▶ _Your task_
Collect each line containing "单峰函数".

==== Recorded information

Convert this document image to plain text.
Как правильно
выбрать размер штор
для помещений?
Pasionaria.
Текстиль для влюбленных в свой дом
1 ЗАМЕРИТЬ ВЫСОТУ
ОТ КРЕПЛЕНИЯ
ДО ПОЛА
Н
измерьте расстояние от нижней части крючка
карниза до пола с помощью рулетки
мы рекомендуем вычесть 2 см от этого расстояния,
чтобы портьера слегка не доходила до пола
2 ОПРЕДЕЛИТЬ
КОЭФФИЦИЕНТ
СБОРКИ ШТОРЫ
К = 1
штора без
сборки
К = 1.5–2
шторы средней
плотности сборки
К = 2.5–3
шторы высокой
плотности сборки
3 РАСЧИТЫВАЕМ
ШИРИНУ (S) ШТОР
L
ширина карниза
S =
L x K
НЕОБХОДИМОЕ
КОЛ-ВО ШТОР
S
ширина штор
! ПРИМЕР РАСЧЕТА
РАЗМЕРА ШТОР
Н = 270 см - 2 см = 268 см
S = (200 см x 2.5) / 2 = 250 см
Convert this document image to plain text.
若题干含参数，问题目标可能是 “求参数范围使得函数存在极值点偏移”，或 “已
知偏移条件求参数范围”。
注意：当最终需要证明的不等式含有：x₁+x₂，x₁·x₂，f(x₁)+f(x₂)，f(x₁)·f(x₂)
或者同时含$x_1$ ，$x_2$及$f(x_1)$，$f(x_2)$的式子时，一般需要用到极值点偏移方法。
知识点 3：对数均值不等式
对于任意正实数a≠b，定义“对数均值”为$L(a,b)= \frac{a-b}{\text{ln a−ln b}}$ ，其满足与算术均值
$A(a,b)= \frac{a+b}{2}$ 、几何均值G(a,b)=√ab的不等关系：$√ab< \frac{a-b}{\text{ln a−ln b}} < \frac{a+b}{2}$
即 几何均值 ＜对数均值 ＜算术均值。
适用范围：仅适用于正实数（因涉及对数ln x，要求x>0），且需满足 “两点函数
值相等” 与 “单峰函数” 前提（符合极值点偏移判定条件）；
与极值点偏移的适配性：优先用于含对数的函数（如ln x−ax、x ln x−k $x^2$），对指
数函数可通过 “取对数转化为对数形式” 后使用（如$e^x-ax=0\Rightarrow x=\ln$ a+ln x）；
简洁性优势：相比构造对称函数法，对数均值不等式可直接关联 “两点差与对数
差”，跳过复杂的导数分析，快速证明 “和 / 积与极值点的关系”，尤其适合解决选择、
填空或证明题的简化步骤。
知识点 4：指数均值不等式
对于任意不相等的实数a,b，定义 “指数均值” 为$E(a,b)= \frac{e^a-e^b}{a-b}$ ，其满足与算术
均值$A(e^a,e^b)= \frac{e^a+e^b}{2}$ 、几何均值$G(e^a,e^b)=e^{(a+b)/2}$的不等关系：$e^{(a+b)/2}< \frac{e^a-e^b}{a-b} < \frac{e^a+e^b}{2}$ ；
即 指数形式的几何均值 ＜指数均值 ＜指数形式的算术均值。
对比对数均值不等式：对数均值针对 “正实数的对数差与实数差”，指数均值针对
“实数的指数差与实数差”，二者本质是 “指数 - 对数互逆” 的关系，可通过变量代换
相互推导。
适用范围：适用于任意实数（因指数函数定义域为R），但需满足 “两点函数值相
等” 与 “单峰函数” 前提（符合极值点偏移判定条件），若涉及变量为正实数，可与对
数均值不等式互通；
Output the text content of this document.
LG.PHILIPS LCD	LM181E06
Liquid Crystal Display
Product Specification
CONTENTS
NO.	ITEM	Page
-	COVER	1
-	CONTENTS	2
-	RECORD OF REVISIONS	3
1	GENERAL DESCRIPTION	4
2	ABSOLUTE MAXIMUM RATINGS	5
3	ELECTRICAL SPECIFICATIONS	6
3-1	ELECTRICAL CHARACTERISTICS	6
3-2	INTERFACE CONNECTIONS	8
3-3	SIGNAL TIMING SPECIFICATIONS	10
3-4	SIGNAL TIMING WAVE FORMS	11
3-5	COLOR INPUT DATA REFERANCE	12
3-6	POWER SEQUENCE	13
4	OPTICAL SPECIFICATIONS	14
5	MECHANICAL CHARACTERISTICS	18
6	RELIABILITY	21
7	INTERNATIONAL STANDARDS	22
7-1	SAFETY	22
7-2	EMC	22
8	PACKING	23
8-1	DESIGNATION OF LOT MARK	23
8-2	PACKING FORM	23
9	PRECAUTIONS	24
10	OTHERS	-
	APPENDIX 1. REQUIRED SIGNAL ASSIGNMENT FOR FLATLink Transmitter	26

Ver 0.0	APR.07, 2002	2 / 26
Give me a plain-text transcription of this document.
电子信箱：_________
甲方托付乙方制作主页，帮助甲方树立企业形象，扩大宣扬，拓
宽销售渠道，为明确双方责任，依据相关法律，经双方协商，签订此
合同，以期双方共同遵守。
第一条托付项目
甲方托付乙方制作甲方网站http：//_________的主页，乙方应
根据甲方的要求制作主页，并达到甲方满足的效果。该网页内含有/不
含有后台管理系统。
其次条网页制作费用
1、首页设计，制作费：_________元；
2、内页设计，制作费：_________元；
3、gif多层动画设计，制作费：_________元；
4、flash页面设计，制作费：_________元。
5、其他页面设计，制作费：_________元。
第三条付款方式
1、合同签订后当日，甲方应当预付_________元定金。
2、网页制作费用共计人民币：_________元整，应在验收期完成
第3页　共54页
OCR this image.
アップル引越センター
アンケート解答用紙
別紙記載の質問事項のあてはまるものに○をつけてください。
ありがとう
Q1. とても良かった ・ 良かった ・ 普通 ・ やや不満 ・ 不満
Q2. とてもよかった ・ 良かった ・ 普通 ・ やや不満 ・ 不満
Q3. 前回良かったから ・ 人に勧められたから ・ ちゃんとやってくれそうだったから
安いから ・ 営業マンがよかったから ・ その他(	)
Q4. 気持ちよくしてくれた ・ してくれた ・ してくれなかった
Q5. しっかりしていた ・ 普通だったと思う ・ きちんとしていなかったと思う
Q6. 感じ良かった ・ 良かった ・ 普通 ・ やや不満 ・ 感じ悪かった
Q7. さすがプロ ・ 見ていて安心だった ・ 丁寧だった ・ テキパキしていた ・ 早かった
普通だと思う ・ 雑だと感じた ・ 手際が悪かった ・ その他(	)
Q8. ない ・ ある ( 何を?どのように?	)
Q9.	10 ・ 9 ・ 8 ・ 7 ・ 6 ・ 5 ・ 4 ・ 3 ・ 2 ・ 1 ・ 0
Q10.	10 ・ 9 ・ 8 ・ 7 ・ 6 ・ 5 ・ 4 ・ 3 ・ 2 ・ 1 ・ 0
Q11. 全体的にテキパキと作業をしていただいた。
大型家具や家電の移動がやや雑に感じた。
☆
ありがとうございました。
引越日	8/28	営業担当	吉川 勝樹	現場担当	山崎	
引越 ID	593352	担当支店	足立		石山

========

▶ _Solution_
值相等” 与 “单峰函数” 前提（符合极值点偏移判定条件）；
等” 与 “单峰函数” 前提（符合极值点偏移判定条件），若涉及变量为正实数，可与对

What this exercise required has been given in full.